* _What you will do_
Go through the material and pull out every line with the string "caption" in it.

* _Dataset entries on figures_
● ● ●
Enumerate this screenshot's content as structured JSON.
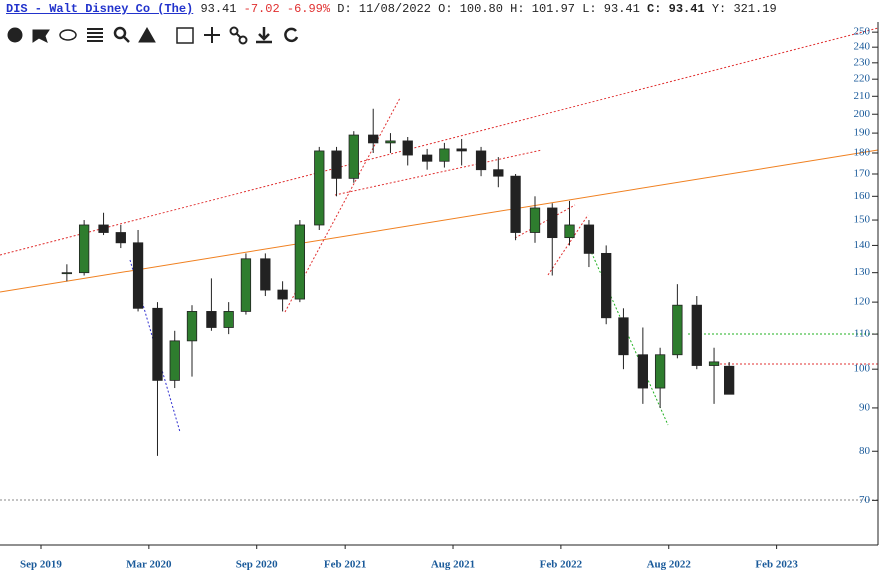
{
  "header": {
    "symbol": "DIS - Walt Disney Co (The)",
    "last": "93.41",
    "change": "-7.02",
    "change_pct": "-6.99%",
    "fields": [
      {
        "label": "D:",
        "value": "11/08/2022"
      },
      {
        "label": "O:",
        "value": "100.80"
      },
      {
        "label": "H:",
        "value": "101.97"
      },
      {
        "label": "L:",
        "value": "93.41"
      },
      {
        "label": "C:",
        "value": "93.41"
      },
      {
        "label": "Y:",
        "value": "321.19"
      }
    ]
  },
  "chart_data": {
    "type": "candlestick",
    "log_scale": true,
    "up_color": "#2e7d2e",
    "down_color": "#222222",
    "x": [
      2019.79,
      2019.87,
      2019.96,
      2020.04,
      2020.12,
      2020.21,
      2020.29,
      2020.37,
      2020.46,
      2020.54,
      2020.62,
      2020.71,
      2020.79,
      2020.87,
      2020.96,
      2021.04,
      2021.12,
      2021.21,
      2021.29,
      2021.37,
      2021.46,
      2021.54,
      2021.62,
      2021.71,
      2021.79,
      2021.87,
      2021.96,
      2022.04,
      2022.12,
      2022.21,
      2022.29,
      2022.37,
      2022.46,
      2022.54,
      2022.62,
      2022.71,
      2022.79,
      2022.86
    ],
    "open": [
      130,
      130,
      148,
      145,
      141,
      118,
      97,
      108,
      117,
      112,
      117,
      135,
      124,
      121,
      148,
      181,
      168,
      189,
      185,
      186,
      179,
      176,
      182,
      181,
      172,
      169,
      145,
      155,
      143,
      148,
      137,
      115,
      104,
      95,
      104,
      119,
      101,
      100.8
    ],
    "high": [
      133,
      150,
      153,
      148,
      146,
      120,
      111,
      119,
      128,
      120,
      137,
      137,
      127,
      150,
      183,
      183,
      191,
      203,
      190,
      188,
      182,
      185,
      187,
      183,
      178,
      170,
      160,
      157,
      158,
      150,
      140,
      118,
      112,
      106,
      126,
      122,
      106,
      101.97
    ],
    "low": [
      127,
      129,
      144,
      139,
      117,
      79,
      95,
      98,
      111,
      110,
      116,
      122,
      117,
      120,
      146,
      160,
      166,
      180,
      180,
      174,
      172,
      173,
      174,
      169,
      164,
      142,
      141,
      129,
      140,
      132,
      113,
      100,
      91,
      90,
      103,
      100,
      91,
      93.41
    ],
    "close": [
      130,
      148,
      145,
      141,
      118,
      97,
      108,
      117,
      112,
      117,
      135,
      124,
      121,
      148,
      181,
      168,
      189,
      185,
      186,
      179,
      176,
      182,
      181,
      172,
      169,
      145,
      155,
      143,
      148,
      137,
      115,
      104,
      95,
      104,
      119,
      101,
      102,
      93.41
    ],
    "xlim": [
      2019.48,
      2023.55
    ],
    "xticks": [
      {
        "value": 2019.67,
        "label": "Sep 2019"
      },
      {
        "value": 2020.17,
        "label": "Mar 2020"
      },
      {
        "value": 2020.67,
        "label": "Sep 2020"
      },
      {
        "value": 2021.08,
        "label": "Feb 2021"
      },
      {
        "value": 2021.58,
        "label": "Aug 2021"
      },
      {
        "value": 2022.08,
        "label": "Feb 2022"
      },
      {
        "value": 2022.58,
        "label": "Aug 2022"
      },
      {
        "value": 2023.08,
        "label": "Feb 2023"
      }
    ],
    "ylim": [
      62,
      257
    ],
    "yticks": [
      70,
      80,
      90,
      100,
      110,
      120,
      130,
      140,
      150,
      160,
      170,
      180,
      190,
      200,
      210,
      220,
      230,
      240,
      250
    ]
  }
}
● ● ●
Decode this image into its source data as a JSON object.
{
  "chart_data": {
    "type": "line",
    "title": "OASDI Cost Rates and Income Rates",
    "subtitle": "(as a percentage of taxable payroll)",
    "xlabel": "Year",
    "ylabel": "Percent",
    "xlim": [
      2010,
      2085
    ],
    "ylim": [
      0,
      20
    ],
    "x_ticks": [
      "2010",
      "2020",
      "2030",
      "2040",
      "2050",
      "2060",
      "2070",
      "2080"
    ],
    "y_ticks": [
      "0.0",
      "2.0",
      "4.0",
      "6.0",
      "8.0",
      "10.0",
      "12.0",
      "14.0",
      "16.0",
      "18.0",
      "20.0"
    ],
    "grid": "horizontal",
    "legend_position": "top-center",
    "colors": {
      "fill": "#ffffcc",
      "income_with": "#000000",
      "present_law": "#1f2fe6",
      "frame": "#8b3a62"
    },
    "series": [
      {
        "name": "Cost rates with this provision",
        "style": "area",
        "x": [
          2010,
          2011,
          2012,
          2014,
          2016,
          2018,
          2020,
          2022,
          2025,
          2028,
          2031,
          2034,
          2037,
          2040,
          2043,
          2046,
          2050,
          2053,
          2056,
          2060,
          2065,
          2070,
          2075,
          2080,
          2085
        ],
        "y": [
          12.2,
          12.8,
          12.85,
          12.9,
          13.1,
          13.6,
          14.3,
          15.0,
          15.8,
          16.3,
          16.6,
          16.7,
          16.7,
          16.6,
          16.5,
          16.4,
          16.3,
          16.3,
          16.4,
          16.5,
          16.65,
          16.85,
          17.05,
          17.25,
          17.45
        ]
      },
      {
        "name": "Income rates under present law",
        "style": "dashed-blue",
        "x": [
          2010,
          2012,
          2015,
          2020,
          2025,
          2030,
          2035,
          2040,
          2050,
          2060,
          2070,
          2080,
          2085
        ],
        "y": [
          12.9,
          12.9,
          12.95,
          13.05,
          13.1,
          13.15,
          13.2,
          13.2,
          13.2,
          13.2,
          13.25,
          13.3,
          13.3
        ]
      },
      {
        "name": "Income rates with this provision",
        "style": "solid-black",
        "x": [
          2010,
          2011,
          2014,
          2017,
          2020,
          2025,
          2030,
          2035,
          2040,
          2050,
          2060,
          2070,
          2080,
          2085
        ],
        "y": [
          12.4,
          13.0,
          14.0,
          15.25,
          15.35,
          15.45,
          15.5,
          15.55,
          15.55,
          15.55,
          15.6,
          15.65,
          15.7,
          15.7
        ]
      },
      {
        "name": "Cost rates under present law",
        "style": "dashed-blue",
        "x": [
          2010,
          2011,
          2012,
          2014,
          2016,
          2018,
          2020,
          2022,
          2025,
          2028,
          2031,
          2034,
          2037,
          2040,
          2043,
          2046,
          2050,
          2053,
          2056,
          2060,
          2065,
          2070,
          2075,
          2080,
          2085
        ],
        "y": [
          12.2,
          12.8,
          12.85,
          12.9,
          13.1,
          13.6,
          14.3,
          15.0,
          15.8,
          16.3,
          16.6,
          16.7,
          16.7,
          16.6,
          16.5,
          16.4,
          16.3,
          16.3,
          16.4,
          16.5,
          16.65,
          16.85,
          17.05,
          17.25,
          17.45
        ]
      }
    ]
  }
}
● ● ●
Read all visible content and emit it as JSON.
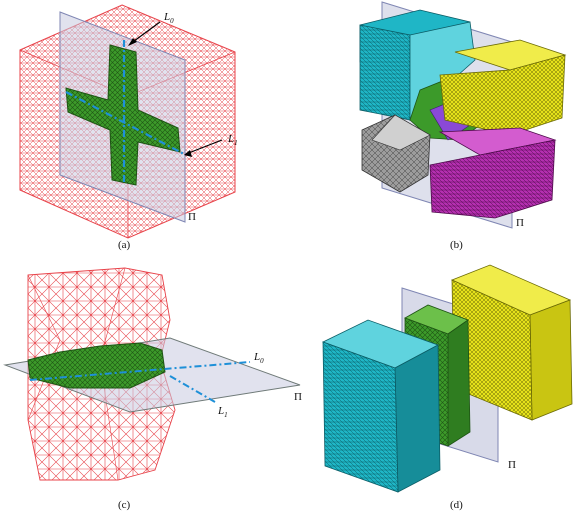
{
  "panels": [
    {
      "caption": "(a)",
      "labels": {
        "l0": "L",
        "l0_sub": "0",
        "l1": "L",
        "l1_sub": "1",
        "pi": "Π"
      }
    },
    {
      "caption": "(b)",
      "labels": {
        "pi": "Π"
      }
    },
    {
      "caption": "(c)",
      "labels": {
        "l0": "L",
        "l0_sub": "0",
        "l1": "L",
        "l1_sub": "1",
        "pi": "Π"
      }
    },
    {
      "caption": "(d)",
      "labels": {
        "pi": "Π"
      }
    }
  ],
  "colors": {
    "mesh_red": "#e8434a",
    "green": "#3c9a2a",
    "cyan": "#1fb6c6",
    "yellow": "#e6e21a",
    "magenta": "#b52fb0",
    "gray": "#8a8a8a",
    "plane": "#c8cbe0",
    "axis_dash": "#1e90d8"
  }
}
● ● ●
* _Output for this exercise_
      "caption": "(a)",
      "caption": "(b)",
      "caption": "(c)",
      "caption": "(d)",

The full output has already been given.